◆ Work required ◆
Write only the number of lines holding the string "management".

# START OF Records to process

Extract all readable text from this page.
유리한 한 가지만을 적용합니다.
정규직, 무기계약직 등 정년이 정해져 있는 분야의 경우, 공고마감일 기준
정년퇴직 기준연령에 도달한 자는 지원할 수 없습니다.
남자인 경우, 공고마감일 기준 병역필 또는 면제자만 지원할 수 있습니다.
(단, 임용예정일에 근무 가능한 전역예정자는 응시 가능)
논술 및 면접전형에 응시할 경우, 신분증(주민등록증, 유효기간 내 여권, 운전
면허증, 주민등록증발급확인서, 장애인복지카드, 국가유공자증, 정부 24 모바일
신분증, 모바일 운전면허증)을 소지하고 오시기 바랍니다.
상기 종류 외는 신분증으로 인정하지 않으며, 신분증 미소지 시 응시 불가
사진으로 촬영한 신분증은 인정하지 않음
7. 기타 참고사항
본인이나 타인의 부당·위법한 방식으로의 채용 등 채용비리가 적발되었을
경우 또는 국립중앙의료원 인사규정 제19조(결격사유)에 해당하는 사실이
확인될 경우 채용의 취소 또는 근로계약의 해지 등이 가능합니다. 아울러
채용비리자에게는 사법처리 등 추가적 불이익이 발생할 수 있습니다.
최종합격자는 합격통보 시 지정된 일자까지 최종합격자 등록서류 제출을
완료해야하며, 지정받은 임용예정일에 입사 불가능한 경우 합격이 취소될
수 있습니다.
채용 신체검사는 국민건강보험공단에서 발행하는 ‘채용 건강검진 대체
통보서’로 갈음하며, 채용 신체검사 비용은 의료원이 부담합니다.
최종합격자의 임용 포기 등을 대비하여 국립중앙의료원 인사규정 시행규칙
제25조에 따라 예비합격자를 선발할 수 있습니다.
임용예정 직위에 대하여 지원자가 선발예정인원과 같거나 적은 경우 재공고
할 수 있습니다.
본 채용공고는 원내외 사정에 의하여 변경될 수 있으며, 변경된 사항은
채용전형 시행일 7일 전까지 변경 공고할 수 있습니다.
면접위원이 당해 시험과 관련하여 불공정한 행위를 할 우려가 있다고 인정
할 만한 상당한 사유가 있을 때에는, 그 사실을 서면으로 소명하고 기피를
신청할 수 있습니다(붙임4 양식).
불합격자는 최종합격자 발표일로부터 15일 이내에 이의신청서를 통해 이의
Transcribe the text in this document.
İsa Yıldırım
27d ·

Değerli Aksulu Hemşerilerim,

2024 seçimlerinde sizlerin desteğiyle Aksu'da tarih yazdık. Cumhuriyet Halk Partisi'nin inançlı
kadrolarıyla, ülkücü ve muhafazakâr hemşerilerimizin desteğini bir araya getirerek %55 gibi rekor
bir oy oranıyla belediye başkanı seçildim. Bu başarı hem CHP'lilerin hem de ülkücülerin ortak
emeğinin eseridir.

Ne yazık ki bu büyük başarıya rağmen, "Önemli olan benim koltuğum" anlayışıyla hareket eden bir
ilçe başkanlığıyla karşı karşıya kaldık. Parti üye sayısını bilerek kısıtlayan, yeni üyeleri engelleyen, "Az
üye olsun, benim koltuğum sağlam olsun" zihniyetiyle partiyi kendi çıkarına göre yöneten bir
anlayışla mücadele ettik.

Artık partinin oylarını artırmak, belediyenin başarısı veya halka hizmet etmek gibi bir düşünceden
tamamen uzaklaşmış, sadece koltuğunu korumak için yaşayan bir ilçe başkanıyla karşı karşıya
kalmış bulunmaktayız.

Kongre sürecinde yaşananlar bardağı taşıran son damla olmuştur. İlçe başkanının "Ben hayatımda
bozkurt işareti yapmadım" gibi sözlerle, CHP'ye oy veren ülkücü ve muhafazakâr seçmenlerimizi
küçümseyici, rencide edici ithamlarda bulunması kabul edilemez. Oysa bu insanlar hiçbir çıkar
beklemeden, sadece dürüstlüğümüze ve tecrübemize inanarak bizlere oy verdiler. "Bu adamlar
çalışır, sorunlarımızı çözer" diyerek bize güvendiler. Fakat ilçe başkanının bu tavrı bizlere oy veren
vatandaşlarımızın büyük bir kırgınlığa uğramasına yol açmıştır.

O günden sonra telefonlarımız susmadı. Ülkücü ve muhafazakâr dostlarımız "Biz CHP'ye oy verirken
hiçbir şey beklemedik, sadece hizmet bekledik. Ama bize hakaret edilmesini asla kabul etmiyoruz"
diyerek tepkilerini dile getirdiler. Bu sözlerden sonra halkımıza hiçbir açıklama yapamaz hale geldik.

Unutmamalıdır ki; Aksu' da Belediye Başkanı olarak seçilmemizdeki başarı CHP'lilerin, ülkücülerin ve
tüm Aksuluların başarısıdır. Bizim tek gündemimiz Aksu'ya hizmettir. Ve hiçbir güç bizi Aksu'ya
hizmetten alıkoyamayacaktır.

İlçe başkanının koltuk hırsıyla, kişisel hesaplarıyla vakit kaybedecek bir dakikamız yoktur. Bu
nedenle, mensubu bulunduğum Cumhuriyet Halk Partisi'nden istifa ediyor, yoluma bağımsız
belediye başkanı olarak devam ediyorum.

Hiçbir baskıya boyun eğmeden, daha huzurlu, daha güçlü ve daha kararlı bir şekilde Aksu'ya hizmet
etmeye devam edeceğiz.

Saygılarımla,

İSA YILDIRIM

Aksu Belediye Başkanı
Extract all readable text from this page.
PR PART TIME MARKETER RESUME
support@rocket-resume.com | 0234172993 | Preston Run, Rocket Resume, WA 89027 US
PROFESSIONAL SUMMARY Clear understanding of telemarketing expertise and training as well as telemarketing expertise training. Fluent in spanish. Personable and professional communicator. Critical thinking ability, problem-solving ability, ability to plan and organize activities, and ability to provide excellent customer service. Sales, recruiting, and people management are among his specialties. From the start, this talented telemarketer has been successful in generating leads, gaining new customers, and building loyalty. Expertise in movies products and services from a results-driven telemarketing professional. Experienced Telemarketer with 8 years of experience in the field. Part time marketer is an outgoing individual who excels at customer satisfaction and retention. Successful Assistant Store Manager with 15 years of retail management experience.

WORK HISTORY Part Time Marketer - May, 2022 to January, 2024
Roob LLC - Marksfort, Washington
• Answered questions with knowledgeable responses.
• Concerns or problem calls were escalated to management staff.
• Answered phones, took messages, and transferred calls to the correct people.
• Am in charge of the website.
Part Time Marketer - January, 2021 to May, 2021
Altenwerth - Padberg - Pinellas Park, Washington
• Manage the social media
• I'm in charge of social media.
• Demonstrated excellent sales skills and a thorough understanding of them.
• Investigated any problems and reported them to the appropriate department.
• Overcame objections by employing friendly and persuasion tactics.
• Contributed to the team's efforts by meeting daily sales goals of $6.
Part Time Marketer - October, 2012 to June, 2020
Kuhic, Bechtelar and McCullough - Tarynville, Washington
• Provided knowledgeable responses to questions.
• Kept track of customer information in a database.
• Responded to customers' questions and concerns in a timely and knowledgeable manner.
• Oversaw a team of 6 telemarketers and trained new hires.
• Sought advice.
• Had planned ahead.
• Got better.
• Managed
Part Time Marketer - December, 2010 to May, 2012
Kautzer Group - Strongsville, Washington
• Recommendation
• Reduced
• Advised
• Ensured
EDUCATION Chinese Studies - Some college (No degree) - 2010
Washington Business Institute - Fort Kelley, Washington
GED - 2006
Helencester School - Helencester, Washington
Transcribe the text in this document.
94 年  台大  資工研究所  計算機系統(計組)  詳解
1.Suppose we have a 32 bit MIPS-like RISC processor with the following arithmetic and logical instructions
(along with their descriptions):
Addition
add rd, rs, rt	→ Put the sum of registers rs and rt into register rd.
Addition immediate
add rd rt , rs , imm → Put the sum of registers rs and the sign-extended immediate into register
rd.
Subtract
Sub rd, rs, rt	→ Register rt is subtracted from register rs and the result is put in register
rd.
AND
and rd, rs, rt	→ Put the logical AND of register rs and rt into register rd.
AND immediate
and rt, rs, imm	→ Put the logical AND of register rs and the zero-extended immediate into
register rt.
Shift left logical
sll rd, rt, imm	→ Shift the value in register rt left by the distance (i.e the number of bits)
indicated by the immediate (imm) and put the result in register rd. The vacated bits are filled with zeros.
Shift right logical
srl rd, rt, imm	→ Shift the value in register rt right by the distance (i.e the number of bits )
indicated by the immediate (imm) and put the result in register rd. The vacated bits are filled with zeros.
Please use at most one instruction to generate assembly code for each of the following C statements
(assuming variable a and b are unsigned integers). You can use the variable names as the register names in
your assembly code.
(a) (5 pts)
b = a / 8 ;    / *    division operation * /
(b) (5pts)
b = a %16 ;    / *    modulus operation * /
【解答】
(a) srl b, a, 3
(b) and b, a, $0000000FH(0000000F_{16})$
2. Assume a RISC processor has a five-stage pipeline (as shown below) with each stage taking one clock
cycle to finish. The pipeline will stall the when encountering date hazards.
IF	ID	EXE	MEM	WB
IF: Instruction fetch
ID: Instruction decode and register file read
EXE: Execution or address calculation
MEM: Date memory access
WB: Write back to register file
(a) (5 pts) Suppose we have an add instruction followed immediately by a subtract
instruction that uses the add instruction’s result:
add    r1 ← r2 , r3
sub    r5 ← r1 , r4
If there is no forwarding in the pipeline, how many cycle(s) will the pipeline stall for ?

# END OF Records to process

◆ Problem solution ◆
2